───── Data provided ─────

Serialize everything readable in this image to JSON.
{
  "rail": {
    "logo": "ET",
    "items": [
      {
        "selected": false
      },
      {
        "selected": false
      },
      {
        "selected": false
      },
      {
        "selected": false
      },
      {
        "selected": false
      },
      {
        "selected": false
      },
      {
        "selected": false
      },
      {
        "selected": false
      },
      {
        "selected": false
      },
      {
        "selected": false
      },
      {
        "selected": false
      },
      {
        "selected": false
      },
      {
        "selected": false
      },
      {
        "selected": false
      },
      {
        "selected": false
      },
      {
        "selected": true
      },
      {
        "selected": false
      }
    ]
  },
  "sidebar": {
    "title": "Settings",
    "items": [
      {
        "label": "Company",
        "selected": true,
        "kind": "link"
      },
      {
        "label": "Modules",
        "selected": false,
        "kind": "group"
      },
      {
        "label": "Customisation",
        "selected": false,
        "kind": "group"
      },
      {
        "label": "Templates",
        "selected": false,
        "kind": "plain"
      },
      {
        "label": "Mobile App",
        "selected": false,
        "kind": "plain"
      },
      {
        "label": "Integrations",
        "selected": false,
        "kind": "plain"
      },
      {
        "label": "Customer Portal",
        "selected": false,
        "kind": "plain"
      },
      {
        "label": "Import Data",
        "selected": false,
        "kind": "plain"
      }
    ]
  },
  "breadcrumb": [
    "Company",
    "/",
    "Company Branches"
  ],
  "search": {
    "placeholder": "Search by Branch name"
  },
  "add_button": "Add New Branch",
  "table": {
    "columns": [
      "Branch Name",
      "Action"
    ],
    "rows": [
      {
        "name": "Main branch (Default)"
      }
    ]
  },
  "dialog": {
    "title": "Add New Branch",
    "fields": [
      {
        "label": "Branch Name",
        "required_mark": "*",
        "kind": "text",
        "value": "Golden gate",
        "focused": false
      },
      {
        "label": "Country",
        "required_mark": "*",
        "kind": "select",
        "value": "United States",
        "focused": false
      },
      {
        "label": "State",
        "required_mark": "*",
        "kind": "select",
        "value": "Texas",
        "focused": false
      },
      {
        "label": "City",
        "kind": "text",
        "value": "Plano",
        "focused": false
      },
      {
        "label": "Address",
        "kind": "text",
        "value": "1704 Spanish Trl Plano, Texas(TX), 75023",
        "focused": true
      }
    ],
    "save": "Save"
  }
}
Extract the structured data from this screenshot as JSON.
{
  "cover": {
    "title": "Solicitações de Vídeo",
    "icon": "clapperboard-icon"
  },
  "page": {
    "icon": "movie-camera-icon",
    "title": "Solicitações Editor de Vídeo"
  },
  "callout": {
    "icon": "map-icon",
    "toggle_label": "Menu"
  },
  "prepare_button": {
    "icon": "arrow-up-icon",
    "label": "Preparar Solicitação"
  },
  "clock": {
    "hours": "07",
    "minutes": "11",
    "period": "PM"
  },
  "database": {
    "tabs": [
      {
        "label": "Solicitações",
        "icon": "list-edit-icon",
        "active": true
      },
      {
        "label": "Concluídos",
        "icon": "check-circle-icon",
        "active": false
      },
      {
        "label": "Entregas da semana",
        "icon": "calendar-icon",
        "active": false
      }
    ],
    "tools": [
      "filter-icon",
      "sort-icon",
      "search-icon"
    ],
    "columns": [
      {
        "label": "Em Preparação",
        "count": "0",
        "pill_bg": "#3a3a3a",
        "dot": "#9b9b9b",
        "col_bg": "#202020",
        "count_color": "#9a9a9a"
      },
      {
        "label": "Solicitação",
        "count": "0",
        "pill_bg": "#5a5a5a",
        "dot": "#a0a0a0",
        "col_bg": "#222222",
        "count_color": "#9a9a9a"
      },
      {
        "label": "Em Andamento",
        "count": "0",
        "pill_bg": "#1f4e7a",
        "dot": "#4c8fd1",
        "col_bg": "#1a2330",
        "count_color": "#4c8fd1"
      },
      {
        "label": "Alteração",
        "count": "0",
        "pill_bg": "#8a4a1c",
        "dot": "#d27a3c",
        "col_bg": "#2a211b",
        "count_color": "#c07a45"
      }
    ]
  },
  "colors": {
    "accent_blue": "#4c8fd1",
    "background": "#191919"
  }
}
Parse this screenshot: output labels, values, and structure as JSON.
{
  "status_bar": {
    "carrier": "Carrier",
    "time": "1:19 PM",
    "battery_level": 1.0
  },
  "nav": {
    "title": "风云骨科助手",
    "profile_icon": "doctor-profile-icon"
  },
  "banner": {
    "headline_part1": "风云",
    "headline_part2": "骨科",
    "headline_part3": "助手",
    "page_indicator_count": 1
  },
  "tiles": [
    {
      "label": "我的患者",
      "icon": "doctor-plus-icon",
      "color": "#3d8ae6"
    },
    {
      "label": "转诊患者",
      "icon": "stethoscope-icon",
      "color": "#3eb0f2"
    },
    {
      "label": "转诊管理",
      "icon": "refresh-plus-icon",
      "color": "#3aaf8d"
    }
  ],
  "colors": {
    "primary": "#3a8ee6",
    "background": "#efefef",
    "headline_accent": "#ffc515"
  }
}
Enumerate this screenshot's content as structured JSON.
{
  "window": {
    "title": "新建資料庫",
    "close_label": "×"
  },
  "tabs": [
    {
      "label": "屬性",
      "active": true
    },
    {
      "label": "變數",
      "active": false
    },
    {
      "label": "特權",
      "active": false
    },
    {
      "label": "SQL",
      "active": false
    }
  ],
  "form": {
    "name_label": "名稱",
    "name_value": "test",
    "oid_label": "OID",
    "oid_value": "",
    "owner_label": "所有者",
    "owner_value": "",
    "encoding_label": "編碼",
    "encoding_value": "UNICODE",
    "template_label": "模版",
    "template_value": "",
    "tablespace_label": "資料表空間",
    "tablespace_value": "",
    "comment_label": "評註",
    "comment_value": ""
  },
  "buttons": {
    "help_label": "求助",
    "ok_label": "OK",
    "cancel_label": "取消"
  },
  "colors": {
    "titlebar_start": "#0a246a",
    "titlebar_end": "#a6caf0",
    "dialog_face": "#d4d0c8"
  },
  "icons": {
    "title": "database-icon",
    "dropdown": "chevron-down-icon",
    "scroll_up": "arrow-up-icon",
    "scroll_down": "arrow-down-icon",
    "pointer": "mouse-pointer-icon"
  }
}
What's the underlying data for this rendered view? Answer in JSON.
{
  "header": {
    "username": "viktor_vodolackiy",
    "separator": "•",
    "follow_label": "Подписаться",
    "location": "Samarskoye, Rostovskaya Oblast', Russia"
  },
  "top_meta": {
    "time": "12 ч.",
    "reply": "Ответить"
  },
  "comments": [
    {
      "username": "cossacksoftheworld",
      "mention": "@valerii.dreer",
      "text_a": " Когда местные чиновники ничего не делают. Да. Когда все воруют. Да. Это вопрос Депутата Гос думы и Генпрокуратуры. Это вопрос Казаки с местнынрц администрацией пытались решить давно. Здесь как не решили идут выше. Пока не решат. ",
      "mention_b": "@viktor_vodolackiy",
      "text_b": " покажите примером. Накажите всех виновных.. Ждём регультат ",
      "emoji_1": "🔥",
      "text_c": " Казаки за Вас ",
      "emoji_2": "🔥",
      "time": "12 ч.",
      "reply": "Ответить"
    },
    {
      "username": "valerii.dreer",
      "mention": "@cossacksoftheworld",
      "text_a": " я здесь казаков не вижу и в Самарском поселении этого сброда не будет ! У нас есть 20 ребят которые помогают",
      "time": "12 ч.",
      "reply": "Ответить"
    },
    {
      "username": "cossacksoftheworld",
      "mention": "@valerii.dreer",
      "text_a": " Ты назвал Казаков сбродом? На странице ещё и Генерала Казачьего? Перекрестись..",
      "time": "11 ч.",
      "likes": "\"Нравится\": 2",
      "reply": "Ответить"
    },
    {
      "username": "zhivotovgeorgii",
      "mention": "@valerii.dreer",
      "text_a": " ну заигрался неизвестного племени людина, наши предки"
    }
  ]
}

─────

• _Set exercise_: Repeat only the lines running from the line that contains "What's the underlying" through the last line above, inclusive.

• _Exercise output_:
What's the underlying data for this rendered view? Answer in JSON.
{
  "header": {
    "username": "viktor_vodolackiy",
    "separator": "•",
    "follow_label": "Подписаться",
    "location": "Samarskoye, Rostovskaya Oblast', Russia"
  },
  "top_meta": {
    "time": "12 ч.",
    "reply": "Ответить"
  },
  "comments": [
    {
      "username": "cossacksoftheworld",
      "mention": "@valerii.dreer",
      "text_a": " Когда местные чиновники ничего не делают. Да. Когда все воруют. Да. Это вопрос Депутата Гос думы и Генпрокуратуры. Это вопрос Казаки с местнынрц администрацией пытались решить давно. Здесь как не решили идут выше. Пока не решат. ",
      "mention_b": "@viktor_vodolackiy",
      "text_b": " покажите примером. Накажите всех виновных.. Ждём регультат ",
      "emoji_1": "🔥",
      "text_c": " Казаки за Вас ",
      "emoji_2": "🔥",
      "time": "12 ч.",
      "reply": "Ответить"
    },
    {
      "username": "valerii.dreer",
      "mention": "@cossacksoftheworld",
      "text_a": " я здесь казаков не вижу и в Самарском поселении этого сброда не будет ! У нас есть 20 ребят которые помогают",
      "time": "12 ч.",
      "reply": "Ответить"
    },
    {
      "username": "cossacksoftheworld",
      "mention": "@valerii.dreer",
      "text_a": " Ты назвал Казаков сбродом? На странице ещё и Генерала Казачьего? Перекрестись..",
      "time": "11 ч.",
      "likes": "\"Нравится\": 2",
      "reply": "Ответить"
    },
    {
      "username": "zhivotovgeorgii",
      "mention": "@valerii.dreer",
      "text_a": " ну заигрался неизвестного племени людина, наши предки"
    }
  ]
}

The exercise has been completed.